_Exercise task:_ Give the data again exactly as written, skipping any pictures.

(Records from a dataset)
-------

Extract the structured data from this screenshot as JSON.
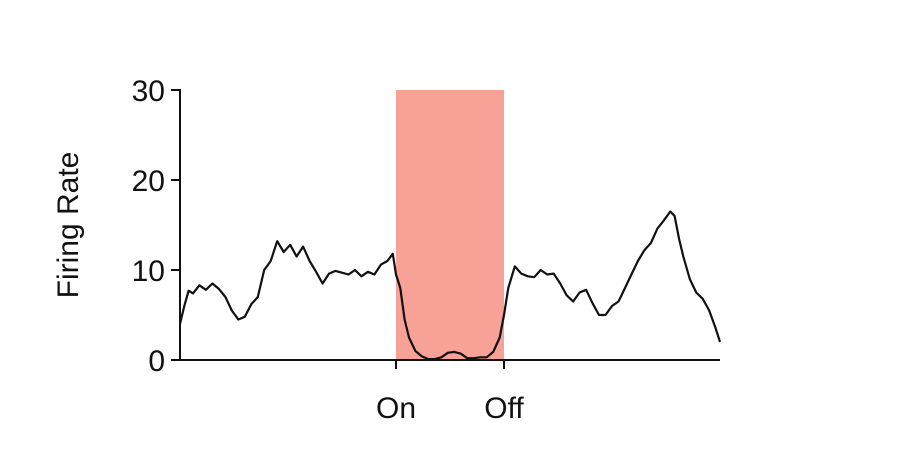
{
  "chart_data": {
    "type": "line",
    "title": "",
    "xlabel": "",
    "ylabel": "Firing Rate",
    "ylim": [
      0,
      30
    ],
    "yticks": [
      0,
      10,
      20,
      30
    ],
    "xlim": [
      0,
      5
    ],
    "xticks": [
      {
        "value": 2,
        "label": "On"
      },
      {
        "value": 3,
        "label": "Off"
      }
    ],
    "stimulus_window": {
      "start": 2,
      "end": 3,
      "color": "#f8a196"
    },
    "grid": false,
    "legend": "none",
    "series": [
      {
        "color": "#111111",
        "points": [
          [
            0.0,
            4.0
          ],
          [
            0.04,
            6.0
          ],
          [
            0.08,
            7.7
          ],
          [
            0.12,
            7.4
          ],
          [
            0.18,
            8.3
          ],
          [
            0.24,
            7.8
          ],
          [
            0.3,
            8.5
          ],
          [
            0.36,
            7.9
          ],
          [
            0.42,
            7.0
          ],
          [
            0.48,
            5.5
          ],
          [
            0.54,
            4.5
          ],
          [
            0.6,
            4.8
          ],
          [
            0.66,
            6.2
          ],
          [
            0.72,
            7.0
          ],
          [
            0.78,
            10.0
          ],
          [
            0.84,
            11.0
          ],
          [
            0.9,
            13.2
          ],
          [
            0.96,
            12.0
          ],
          [
            1.02,
            12.8
          ],
          [
            1.08,
            11.5
          ],
          [
            1.14,
            12.6
          ],
          [
            1.2,
            11.0
          ],
          [
            1.26,
            9.8
          ],
          [
            1.32,
            8.5
          ],
          [
            1.38,
            9.6
          ],
          [
            1.44,
            9.9
          ],
          [
            1.5,
            9.7
          ],
          [
            1.56,
            9.5
          ],
          [
            1.62,
            10.0
          ],
          [
            1.68,
            9.3
          ],
          [
            1.74,
            9.8
          ],
          [
            1.8,
            9.5
          ],
          [
            1.86,
            10.6
          ],
          [
            1.92,
            11.0
          ],
          [
            1.97,
            11.8
          ],
          [
            2.0,
            9.5
          ],
          [
            2.04,
            8.0
          ],
          [
            2.08,
            4.5
          ],
          [
            2.12,
            2.5
          ],
          [
            2.18,
            1.0
          ],
          [
            2.24,
            0.4
          ],
          [
            2.3,
            0.1
          ],
          [
            2.36,
            0.1
          ],
          [
            2.42,
            0.3
          ],
          [
            2.48,
            0.8
          ],
          [
            2.54,
            0.9
          ],
          [
            2.6,
            0.7
          ],
          [
            2.66,
            0.2
          ],
          [
            2.72,
            0.2
          ],
          [
            2.78,
            0.3
          ],
          [
            2.84,
            0.3
          ],
          [
            2.9,
            0.9
          ],
          [
            2.96,
            2.5
          ],
          [
            3.0,
            5.0
          ],
          [
            3.04,
            8.0
          ],
          [
            3.1,
            10.4
          ],
          [
            3.16,
            9.6
          ],
          [
            3.22,
            9.3
          ],
          [
            3.28,
            9.2
          ],
          [
            3.34,
            10.0
          ],
          [
            3.4,
            9.5
          ],
          [
            3.46,
            9.6
          ],
          [
            3.52,
            8.5
          ],
          [
            3.58,
            7.2
          ],
          [
            3.64,
            6.5
          ],
          [
            3.7,
            7.5
          ],
          [
            3.76,
            7.8
          ],
          [
            3.82,
            6.3
          ],
          [
            3.88,
            5.0
          ],
          [
            3.94,
            5.0
          ],
          [
            4.0,
            6.0
          ],
          [
            4.06,
            6.5
          ],
          [
            4.12,
            8.0
          ],
          [
            4.18,
            9.5
          ],
          [
            4.24,
            11.0
          ],
          [
            4.3,
            12.2
          ],
          [
            4.36,
            13.0
          ],
          [
            4.42,
            14.6
          ],
          [
            4.48,
            15.5
          ],
          [
            4.54,
            16.5
          ],
          [
            4.58,
            16.0
          ],
          [
            4.62,
            13.5
          ],
          [
            4.66,
            11.5
          ],
          [
            4.72,
            9.0
          ],
          [
            4.78,
            7.5
          ],
          [
            4.84,
            6.8
          ],
          [
            4.9,
            5.5
          ],
          [
            4.96,
            3.5
          ],
          [
            5.0,
            2.0
          ]
        ]
      }
    ]
  }
}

-------

_Task result:_
Extract the structured data from this screenshot as JSON.
{
  "chart_data": {
    "type": "line",
    "title": "",
    "xlabel": "",
    "ylabel": "Firing Rate",
    "ylim": [
      0,
      30
    ],
    "yticks": [
      0,
      10,
      20,
      30
    ],
    "xlim": [
      0,
      5
    ],
    "xticks": [
      {
        "value": 2,
        "label": "On"
      },
      {
        "value": 3,
        "label": "Off"
      }
    ],
    "stimulus_window": {
      "start": 2,
      "end": 3,
      "color": "#f8a196"
    },
    "grid": false,
    "legend": "none",
    "series": [
      {
        "color": "#111111",
        "points": [
          [
            0.0,
            4.0
          ],
          [
            0.04,
            6.0
          ],
          [
            0.08,
            7.7
          ],
          [
            0.12,
            7.4
          ],
          [
            0.18,
            8.3
          ],
          [
            0.24,
            7.8
          ],
          [
            0.3,
            8.5
          ],
          [
            0.36,
            7.9
          ],
          [
            0.42,
            7.0
          ],
          [
            0.48,
            5.5
          ],
          [
            0.54,
            4.5
          ],
          [
            0.6,
            4.8
          ],
          [
            0.66,
            6.2
          ],
          [
            0.72,
            7.0
          ],
          [
            0.78,
            10.0
          ],
          [
            0.84,
            11.0
          ],
          [
            0.9,
            13.2
          ],
          [
            0.96,
            12.0
          ],
          [
            1.02,
            12.8
          ],
          [
            1.08,
            11.5
          ],
          [
            1.14,
            12.6
          ],
          [
            1.2,
            11.0
          ],
          [
            1.26,
            9.8
          ],
          [
            1.32,
            8.5
          ],
          [
            1.38,
            9.6
          ],
          [
            1.44,
            9.9
          ],
          [
            1.5,
            9.7
          ],
          [
            1.56,
            9.5
          ],
          [
            1.62,
            10.0
          ],
          [
            1.68,
            9.3
          ],
          [
            1.74,
            9.8
          ],
          [
            1.8,
            9.5
          ],
          [
            1.86,
            10.6
          ],
          [
            1.92,
            11.0
          ],
          [
            1.97,
            11.8
          ],
          [
            2.0,
            9.5
          ],
          [
            2.04,
            8.0
          ],
          [
            2.08,
            4.5
          ],
          [
            2.12,
            2.5
          ],
          [
            2.18,
            1.0
          ],
          [
            2.24,
            0.4
          ],
          [
            2.3,
            0.1
          ],
          [
            2.36,
            0.1
          ],
          [
            2.42,
            0.3
          ],
          [
            2.48,
            0.8
          ],
          [
            2.54,
            0.9
          ],
          [
            2.6,
            0.7
          ],
          [
            2.66,
            0.2
          ],
          [
            2.72,
            0.2
          ],
          [
            2.78,
            0.3
          ],
          [
            2.84,
            0.3
          ],
          [
            2.9,
            0.9
          ],
          [
            2.96,
            2.5
          ],
          [
            3.0,
            5.0
          ],
          [
            3.04,
            8.0
          ],
          [
            3.1,
            10.4
          ],
          [
            3.16,
            9.6
          ],
          [
            3.22,
            9.3
          ],
          [
            3.28,
            9.2
          ],
          [
            3.34,
            10.0
          ],
          [
            3.4,
            9.5
          ],
          [
            3.46,
            9.6
          ],
          [
            3.52,
            8.5
          ],
          [
            3.58,
            7.2
          ],
          [
            3.64,
            6.5
          ],
          [
            3.7,
            7.5
          ],
          [
            3.76,
            7.8
          ],
          [
            3.82,
            6.3
          ],
          [
            3.88,
            5.0
          ],
          [
            3.94,
            5.0
          ],
          [
            4.0,
            6.0
          ],
          [
            4.06,
            6.5
          ],
          [
            4.12,
            8.0
          ],
          [
            4.18,
            9.5
          ],
          [
            4.24,
            11.0
          ],
          [
            4.3,
            12.2
          ],
          [
            4.36,
            13.0
          ],
          [
            4.42,
            14.6
          ],
          [
            4.48,
            15.5
          ],
          [
            4.54,
            16.5
          ],
          [
            4.58,
            16.0
          ],
          [
            4.62,
            13.5
          ],
          [
            4.66,
            11.5
          ],
          [
            4.72,
            9.0
          ],
          [
            4.78,
            7.5
          ],
          [
            4.84,
            6.8
          ],
          [
            4.9,
            5.5
          ],
          [
            4.96,
            3.5
          ],
          [
            5.0,
            2.0
          ]
        ]
      }
    ]
  }
}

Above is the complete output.